■ **WHAT IS NEEDED**
Transcribe exactly the stretch of lines beginning at the one containing "Parse this screenshot: output" and closing with the last line of the entries below. Omit images.

————————

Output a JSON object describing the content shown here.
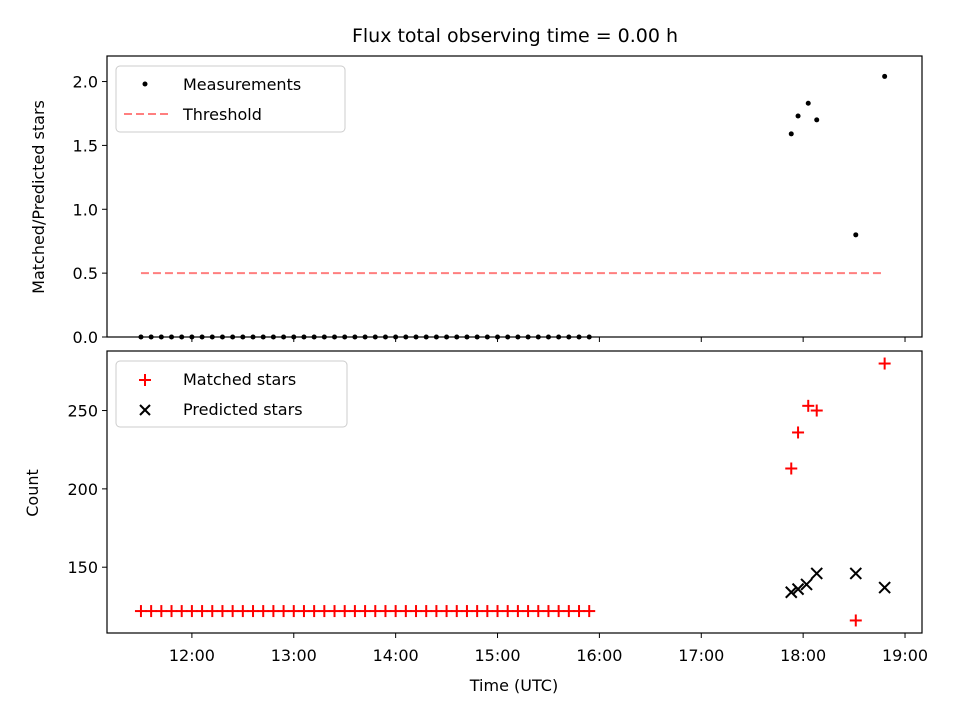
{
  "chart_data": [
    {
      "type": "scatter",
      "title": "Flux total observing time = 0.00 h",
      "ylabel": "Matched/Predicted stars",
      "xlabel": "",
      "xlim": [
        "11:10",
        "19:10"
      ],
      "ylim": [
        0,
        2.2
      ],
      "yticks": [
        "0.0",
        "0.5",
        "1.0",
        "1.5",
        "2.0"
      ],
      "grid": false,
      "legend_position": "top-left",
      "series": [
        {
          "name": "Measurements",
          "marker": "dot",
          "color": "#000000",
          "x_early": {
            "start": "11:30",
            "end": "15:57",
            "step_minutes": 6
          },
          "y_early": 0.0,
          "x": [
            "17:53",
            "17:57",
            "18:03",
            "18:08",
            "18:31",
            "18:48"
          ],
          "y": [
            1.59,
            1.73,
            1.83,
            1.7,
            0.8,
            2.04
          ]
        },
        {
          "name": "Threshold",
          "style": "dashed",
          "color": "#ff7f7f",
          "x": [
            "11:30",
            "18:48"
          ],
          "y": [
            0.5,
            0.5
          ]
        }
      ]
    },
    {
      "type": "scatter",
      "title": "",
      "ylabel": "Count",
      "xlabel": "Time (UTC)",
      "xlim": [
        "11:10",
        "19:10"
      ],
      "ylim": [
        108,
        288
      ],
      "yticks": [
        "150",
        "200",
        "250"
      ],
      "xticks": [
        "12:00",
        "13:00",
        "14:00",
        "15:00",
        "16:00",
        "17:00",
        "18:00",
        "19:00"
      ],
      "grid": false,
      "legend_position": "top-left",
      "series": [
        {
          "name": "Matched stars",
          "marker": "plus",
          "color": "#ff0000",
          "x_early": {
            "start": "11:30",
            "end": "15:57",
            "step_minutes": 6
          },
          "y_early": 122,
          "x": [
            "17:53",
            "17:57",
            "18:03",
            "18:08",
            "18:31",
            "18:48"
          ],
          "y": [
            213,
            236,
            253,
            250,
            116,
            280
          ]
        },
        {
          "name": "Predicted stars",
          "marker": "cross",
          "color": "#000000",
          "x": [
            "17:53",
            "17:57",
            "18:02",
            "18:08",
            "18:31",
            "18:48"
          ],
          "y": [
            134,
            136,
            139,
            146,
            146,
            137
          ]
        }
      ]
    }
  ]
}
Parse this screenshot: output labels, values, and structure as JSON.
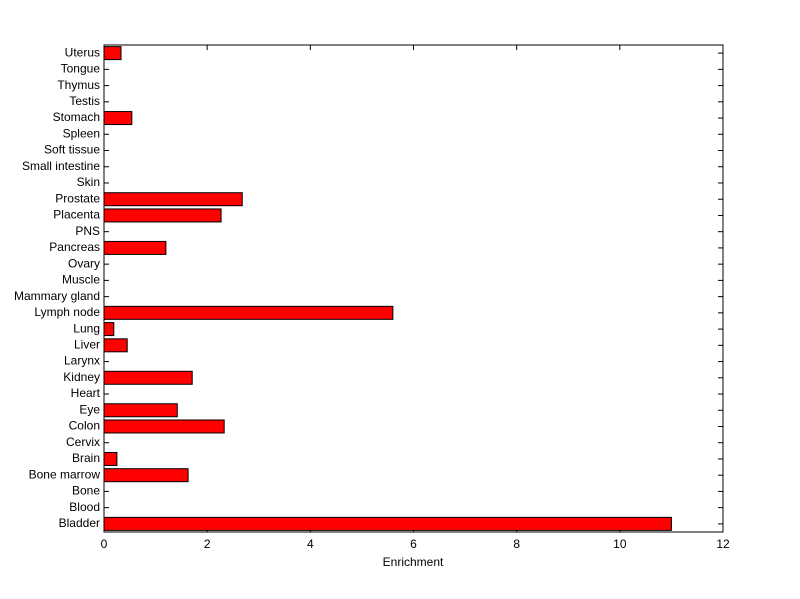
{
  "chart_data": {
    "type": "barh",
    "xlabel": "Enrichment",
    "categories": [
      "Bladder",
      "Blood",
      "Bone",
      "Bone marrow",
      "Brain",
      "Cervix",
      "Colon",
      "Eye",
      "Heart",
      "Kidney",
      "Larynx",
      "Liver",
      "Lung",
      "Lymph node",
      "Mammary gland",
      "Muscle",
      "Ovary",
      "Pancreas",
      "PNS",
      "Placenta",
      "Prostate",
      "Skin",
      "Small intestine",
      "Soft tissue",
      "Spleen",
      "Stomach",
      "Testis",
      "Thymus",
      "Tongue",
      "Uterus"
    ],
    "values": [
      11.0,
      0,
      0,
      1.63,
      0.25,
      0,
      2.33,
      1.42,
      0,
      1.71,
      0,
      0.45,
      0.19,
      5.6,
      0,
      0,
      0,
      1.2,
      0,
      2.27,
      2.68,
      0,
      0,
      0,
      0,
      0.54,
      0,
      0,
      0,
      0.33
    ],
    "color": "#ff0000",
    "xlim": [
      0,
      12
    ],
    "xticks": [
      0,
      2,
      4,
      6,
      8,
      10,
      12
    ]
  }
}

————————

■ **CORRECT RESULT**
Parse this screenshot: output labels, values, and structure as JSON.
{
  "chart_data": {
    "type": "barh",
    "xlabel": "Enrichment",
    "categories": [
      "Bladder",
      "Blood",
      "Bone",
      "Bone marrow",
      "Brain",
      "Cervix",
      "Colon",
      "Eye",
      "Heart",
      "Kidney",
      "Larynx",
      "Liver",
      "Lung",
      "Lymph node",
      "Mammary gland",
      "Muscle",
      "Ovary",
      "Pancreas",
      "PNS",
      "Placenta",
      "Prostate",
      "Skin",
      "Small intestine",
      "Soft tissue",
      "Spleen",
      "Stomach",
      "Testis",
      "Thymus",
      "Tongue",
      "Uterus"
    ],
    "values": [
      11.0,
      0,
      0,
      1.63,
      0.25,
      0,
      2.33,
      1.42,
      0,
      1.71,
      0,
      0.45,
      0.19,
      5.6,
      0,
      0,
      0,
      1.2,
      0,
      2.27,
      2.68,
      0,
      0,
      0,
      0,
      0.54,
      0,
      0,
      0,
      0.33
    ],
    "color": "#ff0000",
    "xlim": [
      0,
      12
    ],
    "xticks": [
      0,
      2,
      4,
      6,
      8,
      10,
      12
    ]
  }
}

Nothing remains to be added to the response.